Required task: All of the material below is to be retyped exactly.

(Excerpt from a dataset)
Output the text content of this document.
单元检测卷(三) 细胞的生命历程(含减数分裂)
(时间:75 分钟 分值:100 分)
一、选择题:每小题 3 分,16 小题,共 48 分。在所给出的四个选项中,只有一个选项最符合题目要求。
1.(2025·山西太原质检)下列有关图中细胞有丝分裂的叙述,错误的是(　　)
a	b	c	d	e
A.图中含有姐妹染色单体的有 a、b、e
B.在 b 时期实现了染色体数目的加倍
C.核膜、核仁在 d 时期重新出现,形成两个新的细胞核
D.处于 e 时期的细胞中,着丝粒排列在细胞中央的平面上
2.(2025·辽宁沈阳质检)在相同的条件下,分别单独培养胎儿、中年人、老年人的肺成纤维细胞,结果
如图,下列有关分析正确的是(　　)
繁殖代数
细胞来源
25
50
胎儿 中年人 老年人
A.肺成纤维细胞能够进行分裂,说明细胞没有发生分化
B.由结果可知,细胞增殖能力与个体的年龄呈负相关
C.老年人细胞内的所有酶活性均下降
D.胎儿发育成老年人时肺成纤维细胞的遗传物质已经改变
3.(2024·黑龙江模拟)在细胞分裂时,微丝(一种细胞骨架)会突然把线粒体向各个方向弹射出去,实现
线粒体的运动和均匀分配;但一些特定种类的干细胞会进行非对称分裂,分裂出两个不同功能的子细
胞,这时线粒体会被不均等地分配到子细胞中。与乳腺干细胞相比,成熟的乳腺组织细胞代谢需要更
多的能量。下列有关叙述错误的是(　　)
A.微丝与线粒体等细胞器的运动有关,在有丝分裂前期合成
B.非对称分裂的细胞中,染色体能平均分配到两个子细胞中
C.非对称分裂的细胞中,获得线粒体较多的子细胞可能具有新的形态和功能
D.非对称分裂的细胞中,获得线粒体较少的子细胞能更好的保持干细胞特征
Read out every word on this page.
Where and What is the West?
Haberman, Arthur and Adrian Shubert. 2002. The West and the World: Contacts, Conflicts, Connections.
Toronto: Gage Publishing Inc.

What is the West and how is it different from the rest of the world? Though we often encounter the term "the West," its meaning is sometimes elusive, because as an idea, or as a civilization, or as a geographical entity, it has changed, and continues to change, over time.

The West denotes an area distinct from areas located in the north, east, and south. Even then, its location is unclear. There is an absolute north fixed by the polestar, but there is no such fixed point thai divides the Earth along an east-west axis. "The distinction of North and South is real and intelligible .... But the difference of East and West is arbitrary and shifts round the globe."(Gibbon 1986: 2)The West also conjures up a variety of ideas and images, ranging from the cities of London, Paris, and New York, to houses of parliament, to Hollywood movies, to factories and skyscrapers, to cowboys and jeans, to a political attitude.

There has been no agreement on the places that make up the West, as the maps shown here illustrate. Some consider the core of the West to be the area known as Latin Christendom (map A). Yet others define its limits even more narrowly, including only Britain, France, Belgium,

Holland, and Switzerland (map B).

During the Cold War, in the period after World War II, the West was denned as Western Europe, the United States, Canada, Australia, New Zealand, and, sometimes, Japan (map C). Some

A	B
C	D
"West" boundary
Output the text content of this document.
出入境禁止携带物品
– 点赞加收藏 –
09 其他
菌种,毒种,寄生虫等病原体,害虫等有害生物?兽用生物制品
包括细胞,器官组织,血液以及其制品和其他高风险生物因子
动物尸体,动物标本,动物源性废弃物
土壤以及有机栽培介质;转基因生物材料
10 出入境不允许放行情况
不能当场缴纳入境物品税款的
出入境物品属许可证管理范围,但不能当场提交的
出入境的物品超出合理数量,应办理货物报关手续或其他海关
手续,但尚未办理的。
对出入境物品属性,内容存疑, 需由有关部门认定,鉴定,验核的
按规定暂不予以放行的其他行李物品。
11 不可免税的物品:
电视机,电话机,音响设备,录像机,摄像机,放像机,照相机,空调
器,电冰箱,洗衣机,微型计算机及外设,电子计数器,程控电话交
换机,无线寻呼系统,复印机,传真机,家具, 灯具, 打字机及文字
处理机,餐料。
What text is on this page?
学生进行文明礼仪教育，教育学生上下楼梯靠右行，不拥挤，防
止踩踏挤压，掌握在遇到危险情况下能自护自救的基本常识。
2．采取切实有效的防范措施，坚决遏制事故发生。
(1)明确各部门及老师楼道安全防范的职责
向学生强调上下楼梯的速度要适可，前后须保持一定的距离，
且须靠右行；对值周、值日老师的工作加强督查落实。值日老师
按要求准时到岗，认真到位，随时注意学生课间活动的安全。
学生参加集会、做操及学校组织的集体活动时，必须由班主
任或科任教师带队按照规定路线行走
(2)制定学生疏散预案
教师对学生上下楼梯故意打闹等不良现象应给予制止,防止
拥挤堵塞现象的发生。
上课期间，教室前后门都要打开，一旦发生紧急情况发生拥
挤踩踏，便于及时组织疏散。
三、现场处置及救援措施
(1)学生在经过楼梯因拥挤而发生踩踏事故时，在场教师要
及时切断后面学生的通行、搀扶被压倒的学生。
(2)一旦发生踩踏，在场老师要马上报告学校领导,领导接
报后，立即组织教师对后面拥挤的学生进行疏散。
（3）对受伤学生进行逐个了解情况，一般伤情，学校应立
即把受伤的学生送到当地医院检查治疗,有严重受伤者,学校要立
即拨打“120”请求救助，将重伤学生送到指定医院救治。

Written solution:
Output the text content of this document.
单元检测卷(三) 细胞的生命历程(含减数分裂)
(时间:75 分钟 分值:100 分)
一、选择题:每小题 3 分,16 小题,共 48 分。在所给出的四个选项中,只有一个选项最符合题目要求。
1.(2025·山西太原质检)下列有关图中细胞有丝分裂的叙述,错误的是(　　)
a	b	c	d	e
A.图中含有姐妹染色单体的有 a、b、e
B.在 b 时期实现了染色体数目的加倍
C.核膜、核仁在 d 时期重新出现,形成两个新的细胞核
D.处于 e 时期的细胞中,着丝粒排列在细胞中央的平面上
2.(2025·辽宁沈阳质检)在相同的条件下,分别单独培养胎儿、中年人、老年人的肺成纤维细胞,结果
如图,下列有关分析正确的是(　　)
繁殖代数
细胞来源
25
50
胎儿 中年人 老年人
A.肺成纤维细胞能够进行分裂,说明细胞没有发生分化
B.由结果可知,细胞增殖能力与个体的年龄呈负相关
C.老年人细胞内的所有酶活性均下降
D.胎儿发育成老年人时肺成纤维细胞的遗传物质已经改变
3.(2024·黑龙江模拟)在细胞分裂时,微丝(一种细胞骨架)会突然把线粒体向各个方向弹射出去,实现
线粒体的运动和均匀分配;但一些特定种类的干细胞会进行非对称分裂,分裂出两个不同功能的子细
胞,这时线粒体会被不均等地分配到子细胞中。与乳腺干细胞相比,成熟的乳腺组织细胞代谢需要更
多的能量。下列有关叙述错误的是(　　)
A.微丝与线粒体等细胞器的运动有关,在有丝分裂前期合成
B.非对称分裂的细胞中,染色体能平均分配到两个子细胞中
C.非对称分裂的细胞中,获得线粒体较多的子细胞可能具有新的形态和功能
D.非对称分裂的细胞中,获得线粒体较少的子细胞能更好的保持干细胞特征
Read out every word on this page.
Where and What is the West?
Haberman, Arthur and Adrian Shubert. 2002. The West and the World: Contacts, Conflicts, Connections.
Toronto: Gage Publishing Inc.

What is the West and how is it different from the rest of the world? Though we often encounter the term "the West," its meaning is sometimes elusive, because as an idea, or as a civilization, or as a geographical entity, it has changed, and continues to change, over time.

The West denotes an area distinct from areas located in the north, east, and south. Even then, its location is unclear. There is an absolute north fixed by the polestar, but there is no such fixed point thai divides the Earth along an east-west axis. "The distinction of North and South is real and intelligible .... But the difference of East and West is arbitrary and shifts round the globe."(Gibbon 1986: 2)The West also conjures up a variety of ideas and images, ranging from the cities of London, Paris, and New York, to houses of parliament, to Hollywood movies, to factories and skyscrapers, to cowboys and jeans, to a political attitude.

There has been no agreement on the places that make up the West, as the maps shown here illustrate. Some consider the core of the West to be the area known as Latin Christendom (map A). Yet others define its limits even more narrowly, including only Britain, France, Belgium,

Holland, and Switzerland (map B).

During the Cold War, in the period after World War II, the West was denned as Western Europe, the United States, Canada, Australia, New Zealand, and, sometimes, Japan (map C). Some

A	B
C	D
"West" boundary
Output the text content of this document.
出入境禁止携带物品
– 点赞加收藏 –
09 其他
菌种,毒种,寄生虫等病原体,害虫等有害生物?兽用生物制品
包括细胞,器官组织,血液以及其制品和其他高风险生物因子
动物尸体,动物标本,动物源性废弃物
土壤以及有机栽培介质;转基因生物材料
10 出入境不允许放行情况
不能当场缴纳入境物品税款的
出入境物品属许可证管理范围,但不能当场提交的
出入境的物品超出合理数量,应办理货物报关手续或其他海关
手续,但尚未办理的。
对出入境物品属性,内容存疑, 需由有关部门认定,鉴定,验核的
按规定暂不予以放行的其他行李物品。
11 不可免税的物品:
电视机,电话机,音响设备,录像机,摄像机,放像机,照相机,空调
器,电冰箱,洗衣机,微型计算机及外设,电子计数器,程控电话交
换机,无线寻呼系统,复印机,传真机,家具, 灯具, 打字机及文字
处理机,餐料。
What text is on this page?
学生进行文明礼仪教育，教育学生上下楼梯靠右行，不拥挤，防
止踩踏挤压，掌握在遇到危险情况下能自护自救的基本常识。
2．采取切实有效的防范措施，坚决遏制事故发生。
(1)明确各部门及老师楼道安全防范的职责
向学生强调上下楼梯的速度要适可，前后须保持一定的距离，
且须靠右行；对值周、值日老师的工作加强督查落实。值日老师
按要求准时到岗，认真到位，随时注意学生课间活动的安全。
学生参加集会、做操及学校组织的集体活动时，必须由班主
任或科任教师带队按照规定路线行走
(2)制定学生疏散预案
教师对学生上下楼梯故意打闹等不良现象应给予制止,防止
拥挤堵塞现象的发生。
上课期间，教室前后门都要打开，一旦发生紧急情况发生拥
挤踩踏，便于及时组织疏散。
三、现场处置及救援措施
(1)学生在经过楼梯因拥挤而发生踩踏事故时，在场教师要
及时切断后面学生的通行、搀扶被压倒的学生。
(2)一旦发生踩踏，在场老师要马上报告学校领导,领导接
报后，立即组织教师对后面拥挤的学生进行疏散。
（3）对受伤学生进行逐个了解情况，一般伤情，学校应立
即把受伤的学生送到当地医院检查治疗,有严重受伤者,学校要立
即拨打“120”请求救助，将重伤学生送到指定医院救治。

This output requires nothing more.